==== Material shown ====

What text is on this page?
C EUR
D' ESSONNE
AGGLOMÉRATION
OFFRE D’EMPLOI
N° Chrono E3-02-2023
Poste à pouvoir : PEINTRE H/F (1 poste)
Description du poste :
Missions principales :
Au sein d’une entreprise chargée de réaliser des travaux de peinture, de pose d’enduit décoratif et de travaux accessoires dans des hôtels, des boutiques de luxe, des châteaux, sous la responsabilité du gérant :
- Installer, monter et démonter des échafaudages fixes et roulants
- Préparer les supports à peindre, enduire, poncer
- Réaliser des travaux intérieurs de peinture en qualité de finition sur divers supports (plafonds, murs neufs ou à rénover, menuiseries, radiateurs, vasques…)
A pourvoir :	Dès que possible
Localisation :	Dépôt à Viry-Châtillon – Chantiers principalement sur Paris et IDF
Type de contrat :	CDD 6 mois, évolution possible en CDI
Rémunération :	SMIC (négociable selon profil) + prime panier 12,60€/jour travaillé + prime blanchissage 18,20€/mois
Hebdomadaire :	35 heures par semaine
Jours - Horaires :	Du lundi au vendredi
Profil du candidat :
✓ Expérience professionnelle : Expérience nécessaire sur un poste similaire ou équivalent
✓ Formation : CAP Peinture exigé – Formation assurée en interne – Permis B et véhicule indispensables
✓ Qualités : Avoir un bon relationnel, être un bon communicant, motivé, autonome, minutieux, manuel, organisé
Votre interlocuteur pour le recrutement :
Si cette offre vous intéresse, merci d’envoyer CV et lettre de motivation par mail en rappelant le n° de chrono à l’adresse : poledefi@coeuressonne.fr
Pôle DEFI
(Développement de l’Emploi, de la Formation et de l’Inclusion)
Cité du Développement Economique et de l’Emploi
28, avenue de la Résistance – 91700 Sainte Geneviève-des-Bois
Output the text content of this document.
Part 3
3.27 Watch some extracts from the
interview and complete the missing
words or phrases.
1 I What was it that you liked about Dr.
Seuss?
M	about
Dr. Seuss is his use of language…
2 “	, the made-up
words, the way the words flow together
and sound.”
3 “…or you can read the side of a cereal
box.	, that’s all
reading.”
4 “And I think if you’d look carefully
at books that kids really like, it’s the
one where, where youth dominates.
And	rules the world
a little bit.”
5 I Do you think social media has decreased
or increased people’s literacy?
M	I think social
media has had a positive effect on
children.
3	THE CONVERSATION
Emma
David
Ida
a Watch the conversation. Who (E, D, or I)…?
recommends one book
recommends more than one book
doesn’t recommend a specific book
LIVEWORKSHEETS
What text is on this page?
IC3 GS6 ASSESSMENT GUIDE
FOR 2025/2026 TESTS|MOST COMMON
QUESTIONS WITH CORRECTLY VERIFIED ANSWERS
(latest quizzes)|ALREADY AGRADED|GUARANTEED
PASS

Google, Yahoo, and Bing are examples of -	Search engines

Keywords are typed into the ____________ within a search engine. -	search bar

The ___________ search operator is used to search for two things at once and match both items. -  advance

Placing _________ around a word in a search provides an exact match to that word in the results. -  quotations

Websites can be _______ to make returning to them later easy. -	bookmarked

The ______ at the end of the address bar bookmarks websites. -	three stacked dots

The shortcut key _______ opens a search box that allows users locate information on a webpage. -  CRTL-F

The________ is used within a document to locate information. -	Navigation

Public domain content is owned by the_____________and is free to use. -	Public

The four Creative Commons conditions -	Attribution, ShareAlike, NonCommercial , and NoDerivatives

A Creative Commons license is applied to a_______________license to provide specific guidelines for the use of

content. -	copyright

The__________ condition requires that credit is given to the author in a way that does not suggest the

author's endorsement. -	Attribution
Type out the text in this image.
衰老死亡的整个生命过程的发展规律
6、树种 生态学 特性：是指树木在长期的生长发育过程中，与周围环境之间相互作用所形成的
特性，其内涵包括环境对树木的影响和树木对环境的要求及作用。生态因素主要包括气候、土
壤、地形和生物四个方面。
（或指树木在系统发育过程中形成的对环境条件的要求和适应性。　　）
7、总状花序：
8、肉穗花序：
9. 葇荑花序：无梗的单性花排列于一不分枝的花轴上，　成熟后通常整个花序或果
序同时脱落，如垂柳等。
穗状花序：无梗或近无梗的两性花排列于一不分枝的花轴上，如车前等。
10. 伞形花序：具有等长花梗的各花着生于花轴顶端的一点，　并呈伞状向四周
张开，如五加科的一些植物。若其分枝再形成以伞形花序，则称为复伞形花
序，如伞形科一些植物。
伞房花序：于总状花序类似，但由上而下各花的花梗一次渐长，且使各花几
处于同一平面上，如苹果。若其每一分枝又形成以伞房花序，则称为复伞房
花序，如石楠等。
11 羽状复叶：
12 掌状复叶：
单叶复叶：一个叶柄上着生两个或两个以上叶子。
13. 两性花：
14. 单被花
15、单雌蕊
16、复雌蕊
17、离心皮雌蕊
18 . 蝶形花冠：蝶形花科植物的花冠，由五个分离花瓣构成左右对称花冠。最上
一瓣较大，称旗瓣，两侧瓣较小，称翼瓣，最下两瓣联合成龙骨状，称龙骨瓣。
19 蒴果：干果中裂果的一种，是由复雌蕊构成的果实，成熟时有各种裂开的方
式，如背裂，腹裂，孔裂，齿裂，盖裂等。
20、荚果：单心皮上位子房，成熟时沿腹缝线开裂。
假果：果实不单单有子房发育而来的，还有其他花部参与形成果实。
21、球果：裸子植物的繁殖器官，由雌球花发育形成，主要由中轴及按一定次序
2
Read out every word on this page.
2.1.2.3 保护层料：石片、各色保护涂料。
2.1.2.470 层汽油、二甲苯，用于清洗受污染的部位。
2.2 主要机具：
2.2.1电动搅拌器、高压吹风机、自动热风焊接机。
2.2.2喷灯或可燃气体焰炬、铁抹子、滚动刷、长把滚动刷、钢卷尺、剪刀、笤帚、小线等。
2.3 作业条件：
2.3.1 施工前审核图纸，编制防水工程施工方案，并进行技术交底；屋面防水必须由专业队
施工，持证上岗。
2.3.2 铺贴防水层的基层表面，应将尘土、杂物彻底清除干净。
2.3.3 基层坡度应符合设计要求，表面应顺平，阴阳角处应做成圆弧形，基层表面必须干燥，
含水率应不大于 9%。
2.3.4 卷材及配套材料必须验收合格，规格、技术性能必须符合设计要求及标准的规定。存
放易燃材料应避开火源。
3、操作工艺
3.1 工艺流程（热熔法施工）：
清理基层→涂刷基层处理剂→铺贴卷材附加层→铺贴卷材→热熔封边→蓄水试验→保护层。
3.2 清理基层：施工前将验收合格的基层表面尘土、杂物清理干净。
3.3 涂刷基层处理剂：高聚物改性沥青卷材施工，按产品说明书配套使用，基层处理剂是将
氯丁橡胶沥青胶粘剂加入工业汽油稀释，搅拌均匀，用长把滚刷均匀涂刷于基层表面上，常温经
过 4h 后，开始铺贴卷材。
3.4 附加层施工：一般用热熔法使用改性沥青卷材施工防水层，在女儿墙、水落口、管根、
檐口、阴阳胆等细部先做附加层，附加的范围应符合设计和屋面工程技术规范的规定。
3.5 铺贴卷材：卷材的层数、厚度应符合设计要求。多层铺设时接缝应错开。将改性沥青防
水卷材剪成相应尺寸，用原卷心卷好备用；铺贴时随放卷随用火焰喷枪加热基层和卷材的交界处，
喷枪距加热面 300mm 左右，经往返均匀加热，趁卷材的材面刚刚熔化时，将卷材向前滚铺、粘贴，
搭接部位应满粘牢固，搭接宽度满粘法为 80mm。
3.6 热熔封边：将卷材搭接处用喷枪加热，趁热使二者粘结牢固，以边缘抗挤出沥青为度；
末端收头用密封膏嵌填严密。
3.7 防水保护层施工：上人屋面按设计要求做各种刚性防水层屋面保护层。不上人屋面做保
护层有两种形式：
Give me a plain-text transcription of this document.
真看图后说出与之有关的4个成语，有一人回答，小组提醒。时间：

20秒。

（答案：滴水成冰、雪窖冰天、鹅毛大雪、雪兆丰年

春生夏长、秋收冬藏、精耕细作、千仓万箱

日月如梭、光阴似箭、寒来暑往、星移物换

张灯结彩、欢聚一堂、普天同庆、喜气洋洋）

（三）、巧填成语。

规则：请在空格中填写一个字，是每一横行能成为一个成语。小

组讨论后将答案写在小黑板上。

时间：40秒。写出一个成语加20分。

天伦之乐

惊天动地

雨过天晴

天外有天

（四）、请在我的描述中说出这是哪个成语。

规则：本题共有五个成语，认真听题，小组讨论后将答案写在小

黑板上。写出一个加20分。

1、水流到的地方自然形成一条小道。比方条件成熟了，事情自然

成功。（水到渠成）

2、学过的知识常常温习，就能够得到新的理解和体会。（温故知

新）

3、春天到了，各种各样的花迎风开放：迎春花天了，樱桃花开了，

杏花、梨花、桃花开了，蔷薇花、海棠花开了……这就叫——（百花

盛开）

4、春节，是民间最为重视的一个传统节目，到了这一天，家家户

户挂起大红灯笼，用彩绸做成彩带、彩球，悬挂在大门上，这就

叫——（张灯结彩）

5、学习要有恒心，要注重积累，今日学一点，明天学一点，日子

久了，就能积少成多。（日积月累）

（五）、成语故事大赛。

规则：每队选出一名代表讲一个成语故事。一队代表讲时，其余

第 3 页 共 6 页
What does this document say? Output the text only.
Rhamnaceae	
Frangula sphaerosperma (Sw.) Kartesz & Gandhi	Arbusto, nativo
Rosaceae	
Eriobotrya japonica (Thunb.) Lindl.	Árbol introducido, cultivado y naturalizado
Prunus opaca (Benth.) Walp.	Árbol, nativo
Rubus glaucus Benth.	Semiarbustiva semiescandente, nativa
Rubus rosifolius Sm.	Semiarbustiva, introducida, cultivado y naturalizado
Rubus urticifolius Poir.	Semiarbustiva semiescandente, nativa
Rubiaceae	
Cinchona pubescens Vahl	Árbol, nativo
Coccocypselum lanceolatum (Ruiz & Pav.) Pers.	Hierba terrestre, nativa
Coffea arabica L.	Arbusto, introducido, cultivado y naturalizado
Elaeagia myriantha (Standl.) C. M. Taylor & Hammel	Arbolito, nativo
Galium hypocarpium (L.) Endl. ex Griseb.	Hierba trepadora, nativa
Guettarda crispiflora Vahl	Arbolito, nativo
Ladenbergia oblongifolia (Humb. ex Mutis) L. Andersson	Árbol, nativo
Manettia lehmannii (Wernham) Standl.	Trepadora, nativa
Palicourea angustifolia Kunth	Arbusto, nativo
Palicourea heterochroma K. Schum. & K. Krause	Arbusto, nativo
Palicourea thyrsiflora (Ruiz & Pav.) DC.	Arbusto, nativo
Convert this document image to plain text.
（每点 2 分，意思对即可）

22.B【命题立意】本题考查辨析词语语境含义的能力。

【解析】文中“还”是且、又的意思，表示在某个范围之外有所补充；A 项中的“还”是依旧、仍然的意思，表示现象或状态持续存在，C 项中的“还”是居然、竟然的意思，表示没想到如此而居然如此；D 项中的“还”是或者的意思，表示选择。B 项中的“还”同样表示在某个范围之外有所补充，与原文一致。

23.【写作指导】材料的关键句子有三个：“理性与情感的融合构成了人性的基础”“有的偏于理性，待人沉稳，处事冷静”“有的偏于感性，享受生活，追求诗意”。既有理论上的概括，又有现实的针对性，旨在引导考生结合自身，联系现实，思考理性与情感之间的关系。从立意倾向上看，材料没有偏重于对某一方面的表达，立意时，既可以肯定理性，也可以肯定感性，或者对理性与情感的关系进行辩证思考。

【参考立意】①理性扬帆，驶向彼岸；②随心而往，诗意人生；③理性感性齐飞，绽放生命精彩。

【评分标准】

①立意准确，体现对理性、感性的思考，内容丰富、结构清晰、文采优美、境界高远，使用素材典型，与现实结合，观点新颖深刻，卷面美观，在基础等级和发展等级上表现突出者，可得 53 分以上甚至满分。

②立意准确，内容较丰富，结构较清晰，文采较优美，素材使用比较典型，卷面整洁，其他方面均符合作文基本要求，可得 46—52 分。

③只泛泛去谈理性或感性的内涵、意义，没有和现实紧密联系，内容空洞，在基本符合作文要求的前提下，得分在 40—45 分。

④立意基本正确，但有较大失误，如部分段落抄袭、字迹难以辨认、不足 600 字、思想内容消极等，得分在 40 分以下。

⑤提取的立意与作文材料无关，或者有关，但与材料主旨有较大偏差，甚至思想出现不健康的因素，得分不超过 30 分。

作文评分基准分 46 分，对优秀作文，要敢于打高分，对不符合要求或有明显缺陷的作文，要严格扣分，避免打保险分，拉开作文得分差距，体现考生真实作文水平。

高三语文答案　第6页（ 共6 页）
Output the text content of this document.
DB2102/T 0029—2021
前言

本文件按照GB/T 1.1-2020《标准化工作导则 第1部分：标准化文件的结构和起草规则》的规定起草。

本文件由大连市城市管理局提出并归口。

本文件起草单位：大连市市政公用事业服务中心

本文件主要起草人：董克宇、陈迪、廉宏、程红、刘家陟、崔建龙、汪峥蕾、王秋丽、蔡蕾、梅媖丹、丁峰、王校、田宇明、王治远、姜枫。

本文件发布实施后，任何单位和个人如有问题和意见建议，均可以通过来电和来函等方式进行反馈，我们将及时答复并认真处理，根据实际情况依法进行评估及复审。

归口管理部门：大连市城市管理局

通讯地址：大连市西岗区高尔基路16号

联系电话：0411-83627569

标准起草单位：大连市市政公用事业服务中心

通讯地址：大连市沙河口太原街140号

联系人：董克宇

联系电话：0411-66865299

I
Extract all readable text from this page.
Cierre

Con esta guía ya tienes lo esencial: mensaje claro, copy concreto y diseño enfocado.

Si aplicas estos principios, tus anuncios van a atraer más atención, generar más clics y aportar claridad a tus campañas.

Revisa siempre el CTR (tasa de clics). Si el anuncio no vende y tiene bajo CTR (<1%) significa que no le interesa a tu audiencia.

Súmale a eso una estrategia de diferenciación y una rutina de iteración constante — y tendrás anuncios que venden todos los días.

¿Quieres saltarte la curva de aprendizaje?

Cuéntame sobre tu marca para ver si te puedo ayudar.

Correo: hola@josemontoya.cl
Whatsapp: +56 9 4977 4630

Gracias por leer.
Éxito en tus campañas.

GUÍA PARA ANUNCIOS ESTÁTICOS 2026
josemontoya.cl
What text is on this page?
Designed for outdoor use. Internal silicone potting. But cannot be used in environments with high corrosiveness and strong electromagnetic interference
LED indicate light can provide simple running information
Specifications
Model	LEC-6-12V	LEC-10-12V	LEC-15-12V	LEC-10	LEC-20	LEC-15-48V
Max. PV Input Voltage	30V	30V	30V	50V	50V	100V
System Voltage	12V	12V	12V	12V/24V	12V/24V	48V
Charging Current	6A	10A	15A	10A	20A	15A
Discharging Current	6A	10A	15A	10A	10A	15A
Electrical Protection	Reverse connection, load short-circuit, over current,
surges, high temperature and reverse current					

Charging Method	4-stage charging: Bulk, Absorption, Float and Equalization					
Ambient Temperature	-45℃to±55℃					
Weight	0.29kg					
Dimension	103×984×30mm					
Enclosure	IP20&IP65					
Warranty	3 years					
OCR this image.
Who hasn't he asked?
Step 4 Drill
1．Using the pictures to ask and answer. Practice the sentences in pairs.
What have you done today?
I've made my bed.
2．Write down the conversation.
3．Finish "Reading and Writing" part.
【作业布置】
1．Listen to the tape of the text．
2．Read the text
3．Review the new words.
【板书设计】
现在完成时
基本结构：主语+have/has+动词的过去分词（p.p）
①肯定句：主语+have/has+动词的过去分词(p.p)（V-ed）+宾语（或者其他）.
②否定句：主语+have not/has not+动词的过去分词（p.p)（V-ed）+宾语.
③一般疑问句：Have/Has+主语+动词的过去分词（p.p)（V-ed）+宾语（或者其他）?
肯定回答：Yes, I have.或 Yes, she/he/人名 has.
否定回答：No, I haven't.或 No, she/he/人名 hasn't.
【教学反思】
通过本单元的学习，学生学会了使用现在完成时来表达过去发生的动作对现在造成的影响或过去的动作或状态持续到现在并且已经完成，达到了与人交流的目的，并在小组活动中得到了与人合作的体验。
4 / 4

====

Task prompt -
Respond with the number of lines containing "think" and no additional words.

Reply to the task -
3